TASK OBJECTIVE
Track down the lines that contain "JSON" and copy them.

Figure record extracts
::::::::

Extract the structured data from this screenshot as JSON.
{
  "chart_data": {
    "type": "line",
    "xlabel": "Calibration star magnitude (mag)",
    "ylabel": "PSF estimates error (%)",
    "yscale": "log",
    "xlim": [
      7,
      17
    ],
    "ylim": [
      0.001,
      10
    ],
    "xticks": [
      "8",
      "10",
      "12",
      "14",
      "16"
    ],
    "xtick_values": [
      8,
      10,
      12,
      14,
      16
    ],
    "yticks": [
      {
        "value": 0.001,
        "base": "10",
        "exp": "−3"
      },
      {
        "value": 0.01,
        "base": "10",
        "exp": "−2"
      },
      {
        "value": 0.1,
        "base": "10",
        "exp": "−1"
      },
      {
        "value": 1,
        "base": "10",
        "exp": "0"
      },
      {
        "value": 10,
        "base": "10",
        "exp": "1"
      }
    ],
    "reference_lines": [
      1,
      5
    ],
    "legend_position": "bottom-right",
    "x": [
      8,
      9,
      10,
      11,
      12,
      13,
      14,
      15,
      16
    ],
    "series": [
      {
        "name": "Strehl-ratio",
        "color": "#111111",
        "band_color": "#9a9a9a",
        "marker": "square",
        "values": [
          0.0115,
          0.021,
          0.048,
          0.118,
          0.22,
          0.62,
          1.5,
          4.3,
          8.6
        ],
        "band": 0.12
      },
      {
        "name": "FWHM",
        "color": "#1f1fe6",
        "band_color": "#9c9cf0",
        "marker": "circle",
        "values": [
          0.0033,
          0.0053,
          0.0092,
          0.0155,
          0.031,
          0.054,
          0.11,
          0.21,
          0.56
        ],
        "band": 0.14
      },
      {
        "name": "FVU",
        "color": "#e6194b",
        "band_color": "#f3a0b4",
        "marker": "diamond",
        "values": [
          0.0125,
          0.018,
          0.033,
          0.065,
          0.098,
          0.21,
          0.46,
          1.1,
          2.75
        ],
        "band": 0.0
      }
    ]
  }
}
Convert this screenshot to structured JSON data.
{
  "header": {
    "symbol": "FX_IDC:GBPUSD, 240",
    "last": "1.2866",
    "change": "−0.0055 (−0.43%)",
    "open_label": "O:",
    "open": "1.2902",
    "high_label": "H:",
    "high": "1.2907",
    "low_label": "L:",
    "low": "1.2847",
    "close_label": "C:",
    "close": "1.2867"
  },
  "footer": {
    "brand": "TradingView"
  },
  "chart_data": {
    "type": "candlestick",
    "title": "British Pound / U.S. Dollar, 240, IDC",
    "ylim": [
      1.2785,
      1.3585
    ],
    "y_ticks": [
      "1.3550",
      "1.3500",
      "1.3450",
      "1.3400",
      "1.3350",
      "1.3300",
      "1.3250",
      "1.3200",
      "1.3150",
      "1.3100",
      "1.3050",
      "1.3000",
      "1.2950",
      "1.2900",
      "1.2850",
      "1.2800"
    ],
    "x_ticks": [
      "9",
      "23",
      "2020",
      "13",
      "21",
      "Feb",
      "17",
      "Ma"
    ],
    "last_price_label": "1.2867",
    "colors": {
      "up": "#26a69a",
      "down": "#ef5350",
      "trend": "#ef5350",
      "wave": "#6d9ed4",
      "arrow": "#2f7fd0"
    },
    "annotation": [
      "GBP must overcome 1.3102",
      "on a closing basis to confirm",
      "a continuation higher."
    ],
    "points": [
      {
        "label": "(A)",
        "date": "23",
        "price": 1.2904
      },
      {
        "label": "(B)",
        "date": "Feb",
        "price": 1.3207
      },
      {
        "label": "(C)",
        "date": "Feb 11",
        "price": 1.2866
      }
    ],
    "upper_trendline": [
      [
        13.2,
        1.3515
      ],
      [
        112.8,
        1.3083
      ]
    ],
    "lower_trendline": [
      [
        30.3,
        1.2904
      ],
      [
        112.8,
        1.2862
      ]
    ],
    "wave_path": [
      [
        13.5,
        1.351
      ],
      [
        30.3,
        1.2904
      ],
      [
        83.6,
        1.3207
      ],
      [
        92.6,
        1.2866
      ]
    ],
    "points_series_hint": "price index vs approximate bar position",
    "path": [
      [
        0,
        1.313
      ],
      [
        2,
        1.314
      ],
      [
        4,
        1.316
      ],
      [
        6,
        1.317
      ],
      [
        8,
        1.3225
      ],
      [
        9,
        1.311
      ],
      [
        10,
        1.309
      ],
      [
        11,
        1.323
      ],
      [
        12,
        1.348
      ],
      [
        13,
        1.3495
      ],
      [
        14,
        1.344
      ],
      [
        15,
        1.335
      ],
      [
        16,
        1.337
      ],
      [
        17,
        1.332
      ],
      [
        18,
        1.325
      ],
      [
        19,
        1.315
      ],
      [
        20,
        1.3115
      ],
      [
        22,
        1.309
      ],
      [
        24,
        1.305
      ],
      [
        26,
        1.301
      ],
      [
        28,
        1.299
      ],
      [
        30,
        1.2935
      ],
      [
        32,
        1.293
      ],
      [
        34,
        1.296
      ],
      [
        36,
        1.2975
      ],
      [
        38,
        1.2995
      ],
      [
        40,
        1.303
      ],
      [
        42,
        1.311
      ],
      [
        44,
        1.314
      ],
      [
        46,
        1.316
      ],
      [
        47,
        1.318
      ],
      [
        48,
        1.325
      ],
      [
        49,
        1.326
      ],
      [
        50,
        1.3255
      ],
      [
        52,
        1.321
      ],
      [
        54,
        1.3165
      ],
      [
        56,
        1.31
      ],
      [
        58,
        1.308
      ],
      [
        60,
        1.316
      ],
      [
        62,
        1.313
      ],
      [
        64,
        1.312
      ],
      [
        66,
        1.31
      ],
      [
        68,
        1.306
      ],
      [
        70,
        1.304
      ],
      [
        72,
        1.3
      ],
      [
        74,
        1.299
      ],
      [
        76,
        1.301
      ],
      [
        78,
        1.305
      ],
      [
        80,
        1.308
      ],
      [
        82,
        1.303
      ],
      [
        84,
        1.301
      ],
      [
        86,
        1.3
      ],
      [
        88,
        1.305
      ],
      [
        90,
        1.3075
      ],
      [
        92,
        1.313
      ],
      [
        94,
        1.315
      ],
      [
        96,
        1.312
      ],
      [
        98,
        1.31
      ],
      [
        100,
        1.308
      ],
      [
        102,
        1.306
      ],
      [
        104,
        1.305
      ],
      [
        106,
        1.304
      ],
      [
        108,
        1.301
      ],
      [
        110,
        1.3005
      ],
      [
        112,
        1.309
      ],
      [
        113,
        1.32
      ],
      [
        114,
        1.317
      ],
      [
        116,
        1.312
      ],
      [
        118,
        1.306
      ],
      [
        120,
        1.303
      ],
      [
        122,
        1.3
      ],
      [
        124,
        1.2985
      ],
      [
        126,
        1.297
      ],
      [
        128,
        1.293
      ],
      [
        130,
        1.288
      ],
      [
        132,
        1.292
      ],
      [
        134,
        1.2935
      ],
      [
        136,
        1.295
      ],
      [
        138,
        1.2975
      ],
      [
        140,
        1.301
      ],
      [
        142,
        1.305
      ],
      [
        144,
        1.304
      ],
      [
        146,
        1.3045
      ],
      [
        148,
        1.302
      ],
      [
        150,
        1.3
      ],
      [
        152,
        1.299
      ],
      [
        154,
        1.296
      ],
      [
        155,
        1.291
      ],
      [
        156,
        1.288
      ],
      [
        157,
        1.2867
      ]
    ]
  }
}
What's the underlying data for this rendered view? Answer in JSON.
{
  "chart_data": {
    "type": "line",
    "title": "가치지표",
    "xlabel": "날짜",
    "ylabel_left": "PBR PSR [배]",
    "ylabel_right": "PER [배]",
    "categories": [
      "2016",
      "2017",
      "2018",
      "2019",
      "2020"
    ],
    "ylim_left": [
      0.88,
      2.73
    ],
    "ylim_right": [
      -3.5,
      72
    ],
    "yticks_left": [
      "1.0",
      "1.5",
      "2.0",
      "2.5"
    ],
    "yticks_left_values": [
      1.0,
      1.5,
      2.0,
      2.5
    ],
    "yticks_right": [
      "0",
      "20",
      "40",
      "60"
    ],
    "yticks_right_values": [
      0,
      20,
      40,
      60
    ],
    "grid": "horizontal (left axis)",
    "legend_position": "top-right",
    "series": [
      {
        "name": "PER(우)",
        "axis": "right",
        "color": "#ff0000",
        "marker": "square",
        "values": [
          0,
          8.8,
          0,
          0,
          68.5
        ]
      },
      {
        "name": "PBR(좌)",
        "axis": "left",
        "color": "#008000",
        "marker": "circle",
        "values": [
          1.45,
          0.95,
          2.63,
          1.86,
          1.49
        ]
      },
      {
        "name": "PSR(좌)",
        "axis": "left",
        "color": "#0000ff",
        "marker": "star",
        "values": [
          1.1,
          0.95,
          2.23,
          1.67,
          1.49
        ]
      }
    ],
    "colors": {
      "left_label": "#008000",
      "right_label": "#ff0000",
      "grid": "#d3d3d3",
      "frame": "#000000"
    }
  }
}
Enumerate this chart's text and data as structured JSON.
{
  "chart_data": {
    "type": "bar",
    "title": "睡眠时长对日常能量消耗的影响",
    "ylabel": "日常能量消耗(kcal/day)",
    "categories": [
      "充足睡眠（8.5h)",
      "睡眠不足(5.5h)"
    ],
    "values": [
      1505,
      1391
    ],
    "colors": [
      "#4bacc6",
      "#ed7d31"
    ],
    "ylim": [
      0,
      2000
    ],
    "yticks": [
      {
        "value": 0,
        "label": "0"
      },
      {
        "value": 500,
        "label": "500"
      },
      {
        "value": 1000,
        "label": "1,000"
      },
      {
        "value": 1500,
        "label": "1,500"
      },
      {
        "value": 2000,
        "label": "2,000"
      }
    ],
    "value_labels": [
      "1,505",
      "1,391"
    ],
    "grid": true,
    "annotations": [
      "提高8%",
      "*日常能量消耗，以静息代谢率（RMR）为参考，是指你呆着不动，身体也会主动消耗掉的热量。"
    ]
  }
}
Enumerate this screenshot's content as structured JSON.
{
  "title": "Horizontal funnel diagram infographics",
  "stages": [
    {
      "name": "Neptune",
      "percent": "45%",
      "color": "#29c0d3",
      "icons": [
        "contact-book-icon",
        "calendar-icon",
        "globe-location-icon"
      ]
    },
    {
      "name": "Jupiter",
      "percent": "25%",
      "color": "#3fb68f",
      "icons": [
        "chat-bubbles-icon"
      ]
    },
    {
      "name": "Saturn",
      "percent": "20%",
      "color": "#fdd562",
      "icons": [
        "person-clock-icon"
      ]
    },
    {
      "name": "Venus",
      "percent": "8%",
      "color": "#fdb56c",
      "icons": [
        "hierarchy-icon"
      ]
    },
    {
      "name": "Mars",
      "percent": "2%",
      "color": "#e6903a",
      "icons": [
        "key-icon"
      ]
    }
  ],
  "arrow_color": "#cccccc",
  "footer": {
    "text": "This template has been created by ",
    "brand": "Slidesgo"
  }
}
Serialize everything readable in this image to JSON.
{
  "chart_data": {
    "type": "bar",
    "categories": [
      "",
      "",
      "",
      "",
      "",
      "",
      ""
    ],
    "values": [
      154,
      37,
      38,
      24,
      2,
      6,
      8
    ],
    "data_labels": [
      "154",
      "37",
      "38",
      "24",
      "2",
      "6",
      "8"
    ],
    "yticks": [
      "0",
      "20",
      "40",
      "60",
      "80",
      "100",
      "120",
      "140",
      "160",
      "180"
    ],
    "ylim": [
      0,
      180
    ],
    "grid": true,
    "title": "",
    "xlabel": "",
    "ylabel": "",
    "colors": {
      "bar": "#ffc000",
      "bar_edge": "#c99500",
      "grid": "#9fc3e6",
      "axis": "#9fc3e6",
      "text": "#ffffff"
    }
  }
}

::::::::

SOLUTION FOR THIS TASK
Extract the structured data from this screenshot as JSON.
Convert this screenshot to structured JSON data.
What's the underlying data for this rendered view? Answer in JSON.
Enumerate this chart's text and data as structured JSON.
Enumerate this screenshot's content as structured JSON.
Serialize everything readable in this image to JSON.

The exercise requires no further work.